Selected excerpt:
== Segment start ==

Moreover, to simulate the responsive dissociation process of a crosslinked vesicle, a decrosslinking process which is much simpler than the above crosslinking process was conducted. To simulate a dissociation degree, we only need to randomly delete a certain number of linker molecules, as well as modifying the box size to maintain the system density unchanged. The model at a specific decrosslinking state will be equilibrated by a dynamic DPD simulation, based on which further responsive dissociation simulations under external stimuli will be conducted. The release speed and accumulated release amount of loaded drugs, as well as the evolution of the vesicle dissociation morphology, in relation to the simulation time will be studied.

== Segment end ==

Given information:
== Segment start ==

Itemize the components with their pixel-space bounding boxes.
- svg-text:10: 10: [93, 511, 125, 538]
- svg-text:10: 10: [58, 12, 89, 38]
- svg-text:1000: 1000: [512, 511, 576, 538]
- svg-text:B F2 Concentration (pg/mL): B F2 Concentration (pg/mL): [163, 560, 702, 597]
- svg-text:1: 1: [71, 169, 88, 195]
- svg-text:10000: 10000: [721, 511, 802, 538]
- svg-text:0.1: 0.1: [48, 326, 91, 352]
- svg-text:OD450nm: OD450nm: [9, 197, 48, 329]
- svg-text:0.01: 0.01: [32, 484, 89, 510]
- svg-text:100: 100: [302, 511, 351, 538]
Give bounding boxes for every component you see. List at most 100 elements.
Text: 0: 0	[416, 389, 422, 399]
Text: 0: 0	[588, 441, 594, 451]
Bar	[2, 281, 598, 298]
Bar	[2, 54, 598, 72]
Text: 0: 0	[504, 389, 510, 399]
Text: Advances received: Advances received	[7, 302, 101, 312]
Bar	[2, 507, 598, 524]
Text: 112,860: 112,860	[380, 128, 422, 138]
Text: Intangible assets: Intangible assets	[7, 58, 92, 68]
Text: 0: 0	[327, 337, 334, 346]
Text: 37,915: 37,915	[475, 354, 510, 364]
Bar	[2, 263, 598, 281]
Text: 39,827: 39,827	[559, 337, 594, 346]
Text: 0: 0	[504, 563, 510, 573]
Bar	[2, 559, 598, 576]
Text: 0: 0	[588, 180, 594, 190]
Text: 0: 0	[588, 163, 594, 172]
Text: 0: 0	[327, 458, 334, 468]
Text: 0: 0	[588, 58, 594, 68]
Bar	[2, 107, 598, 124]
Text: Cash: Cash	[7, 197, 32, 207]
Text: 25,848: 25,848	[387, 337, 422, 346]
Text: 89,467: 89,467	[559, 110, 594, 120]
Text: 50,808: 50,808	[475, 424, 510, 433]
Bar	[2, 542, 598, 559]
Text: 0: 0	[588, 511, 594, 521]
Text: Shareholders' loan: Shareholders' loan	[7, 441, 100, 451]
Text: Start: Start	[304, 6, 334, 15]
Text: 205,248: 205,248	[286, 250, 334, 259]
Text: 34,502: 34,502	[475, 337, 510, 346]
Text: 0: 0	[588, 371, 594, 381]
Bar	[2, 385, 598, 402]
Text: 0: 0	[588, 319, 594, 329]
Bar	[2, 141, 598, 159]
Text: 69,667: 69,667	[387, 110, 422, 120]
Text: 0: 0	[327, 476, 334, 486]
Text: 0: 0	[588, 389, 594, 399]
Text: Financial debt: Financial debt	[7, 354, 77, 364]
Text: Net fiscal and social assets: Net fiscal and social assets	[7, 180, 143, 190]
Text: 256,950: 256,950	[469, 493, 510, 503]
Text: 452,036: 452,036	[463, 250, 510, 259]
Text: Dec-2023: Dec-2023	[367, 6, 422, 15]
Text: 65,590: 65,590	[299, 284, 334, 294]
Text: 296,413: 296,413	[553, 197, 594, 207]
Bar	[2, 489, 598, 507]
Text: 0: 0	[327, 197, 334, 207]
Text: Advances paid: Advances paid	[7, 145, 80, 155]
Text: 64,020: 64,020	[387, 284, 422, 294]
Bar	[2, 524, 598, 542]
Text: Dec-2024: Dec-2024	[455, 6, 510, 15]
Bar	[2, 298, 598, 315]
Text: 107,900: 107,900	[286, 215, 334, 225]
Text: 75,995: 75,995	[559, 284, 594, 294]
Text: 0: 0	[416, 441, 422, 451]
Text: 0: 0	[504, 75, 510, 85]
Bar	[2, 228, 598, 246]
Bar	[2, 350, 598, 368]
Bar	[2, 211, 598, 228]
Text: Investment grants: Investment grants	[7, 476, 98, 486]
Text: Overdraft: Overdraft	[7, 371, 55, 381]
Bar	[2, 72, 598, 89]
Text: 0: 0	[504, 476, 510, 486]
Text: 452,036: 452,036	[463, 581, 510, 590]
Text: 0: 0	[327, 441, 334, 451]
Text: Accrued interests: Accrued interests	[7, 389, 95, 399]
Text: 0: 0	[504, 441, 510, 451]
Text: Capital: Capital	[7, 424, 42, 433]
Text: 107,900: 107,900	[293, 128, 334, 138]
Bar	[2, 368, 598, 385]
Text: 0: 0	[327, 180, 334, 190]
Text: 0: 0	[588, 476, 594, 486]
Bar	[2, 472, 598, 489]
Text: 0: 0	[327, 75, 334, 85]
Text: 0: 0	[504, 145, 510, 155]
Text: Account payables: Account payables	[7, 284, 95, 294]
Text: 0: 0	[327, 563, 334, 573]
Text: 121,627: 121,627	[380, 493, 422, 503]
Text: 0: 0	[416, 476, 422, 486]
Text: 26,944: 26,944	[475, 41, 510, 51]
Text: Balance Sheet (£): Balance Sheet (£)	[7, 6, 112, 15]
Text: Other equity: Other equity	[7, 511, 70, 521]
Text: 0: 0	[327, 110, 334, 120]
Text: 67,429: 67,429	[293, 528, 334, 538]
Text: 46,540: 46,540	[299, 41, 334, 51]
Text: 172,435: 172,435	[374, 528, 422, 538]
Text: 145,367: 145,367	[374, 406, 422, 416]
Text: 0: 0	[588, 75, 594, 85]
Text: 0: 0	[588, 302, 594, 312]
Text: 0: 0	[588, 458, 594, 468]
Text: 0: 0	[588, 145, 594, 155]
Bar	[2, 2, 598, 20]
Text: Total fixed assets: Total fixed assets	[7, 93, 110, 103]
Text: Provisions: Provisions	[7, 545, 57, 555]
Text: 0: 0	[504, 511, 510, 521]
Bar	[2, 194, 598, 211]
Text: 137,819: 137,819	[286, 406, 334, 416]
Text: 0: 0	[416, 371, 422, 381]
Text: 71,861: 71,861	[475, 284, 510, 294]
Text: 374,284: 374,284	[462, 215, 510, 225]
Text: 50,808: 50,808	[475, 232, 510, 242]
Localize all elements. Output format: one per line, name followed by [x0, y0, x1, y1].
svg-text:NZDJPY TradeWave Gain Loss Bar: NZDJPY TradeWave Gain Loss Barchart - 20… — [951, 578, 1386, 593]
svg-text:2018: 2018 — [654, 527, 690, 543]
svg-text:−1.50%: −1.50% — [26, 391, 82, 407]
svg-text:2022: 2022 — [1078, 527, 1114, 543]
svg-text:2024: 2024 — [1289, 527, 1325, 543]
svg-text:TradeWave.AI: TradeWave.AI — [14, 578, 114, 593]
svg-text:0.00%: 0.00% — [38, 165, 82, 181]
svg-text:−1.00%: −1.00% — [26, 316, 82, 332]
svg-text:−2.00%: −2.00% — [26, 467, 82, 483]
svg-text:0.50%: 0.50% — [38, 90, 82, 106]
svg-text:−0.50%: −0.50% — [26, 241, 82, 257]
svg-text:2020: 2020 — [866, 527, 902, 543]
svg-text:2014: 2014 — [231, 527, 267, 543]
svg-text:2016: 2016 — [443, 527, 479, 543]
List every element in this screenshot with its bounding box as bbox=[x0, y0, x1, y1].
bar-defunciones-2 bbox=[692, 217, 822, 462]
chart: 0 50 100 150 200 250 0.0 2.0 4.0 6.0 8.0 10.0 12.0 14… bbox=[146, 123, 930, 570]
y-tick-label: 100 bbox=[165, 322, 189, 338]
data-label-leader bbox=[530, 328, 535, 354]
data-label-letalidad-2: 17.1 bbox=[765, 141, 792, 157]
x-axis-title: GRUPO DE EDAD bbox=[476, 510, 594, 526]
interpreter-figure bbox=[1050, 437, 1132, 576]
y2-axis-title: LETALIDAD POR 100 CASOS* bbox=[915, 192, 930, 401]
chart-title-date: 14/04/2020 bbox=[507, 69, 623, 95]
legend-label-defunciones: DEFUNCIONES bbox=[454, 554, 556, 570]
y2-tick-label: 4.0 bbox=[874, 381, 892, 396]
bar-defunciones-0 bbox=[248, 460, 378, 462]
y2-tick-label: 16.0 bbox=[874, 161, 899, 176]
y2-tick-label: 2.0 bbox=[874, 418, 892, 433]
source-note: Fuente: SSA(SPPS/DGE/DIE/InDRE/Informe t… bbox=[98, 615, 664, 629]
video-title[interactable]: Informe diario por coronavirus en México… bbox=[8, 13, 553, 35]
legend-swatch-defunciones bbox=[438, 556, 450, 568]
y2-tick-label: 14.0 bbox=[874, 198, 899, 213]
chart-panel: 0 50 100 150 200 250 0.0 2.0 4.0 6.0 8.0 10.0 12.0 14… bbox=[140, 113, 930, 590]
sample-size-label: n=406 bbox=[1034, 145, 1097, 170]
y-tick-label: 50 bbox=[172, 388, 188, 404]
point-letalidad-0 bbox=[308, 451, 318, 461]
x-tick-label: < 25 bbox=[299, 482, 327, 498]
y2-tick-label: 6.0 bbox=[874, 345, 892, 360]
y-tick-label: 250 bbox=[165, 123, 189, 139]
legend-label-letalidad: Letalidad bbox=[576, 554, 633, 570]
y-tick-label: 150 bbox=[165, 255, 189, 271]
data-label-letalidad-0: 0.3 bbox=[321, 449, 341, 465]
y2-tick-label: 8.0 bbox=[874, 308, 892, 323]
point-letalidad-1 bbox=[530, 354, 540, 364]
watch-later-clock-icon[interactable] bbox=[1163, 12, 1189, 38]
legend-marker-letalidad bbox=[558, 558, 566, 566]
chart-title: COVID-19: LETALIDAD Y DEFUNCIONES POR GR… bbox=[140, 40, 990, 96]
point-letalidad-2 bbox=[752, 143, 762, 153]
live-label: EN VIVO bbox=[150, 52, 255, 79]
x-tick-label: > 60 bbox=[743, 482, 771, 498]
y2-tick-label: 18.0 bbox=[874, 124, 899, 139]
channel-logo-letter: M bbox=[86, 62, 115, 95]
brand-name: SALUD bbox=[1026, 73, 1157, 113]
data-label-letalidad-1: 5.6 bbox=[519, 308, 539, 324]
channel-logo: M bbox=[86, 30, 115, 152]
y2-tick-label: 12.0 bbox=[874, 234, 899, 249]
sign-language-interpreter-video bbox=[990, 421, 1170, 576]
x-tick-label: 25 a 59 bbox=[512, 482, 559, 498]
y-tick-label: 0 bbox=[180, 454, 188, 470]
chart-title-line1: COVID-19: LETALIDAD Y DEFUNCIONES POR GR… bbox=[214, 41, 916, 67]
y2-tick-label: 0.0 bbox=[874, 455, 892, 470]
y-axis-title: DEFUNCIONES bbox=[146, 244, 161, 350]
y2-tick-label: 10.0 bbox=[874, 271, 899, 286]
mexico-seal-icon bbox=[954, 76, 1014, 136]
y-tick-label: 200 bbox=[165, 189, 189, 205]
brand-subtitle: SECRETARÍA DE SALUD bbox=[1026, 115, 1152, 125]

== Segment end ==

Tasks:
a) According to the decrosslinking passage, what is modified along with the random deletion of linker molecules so the system density stays unchanged?
b) Quote the decrosslinking passage, beginning at the words "Moreover, to simulate" and stopping after the words "will be studied.".
The data has no connection to the decrosslinking passage.

Answers provided:
a) The box size is modified.

b)
Moreover, to simulate the responsive dissociation process of a crosslinked vesicle, a decrosslinking process which is much simpler than the above crosslinking process was conducted. To simulate a dissociation degree, we only need to randomly delete a certain number of linker molecules, as well as modifying the box size to maintain the system density unchanged. The model at a specific decrosslinking state will be equilibrated by a dynamic DPD simulation, based on which further responsive dissociation simulations under external stimuli will be conducted. The release speed and accumulated release amount of loaded drugs, as well as the evolution of the vesicle dissociation morphology, in relation to the simulation time will be studied.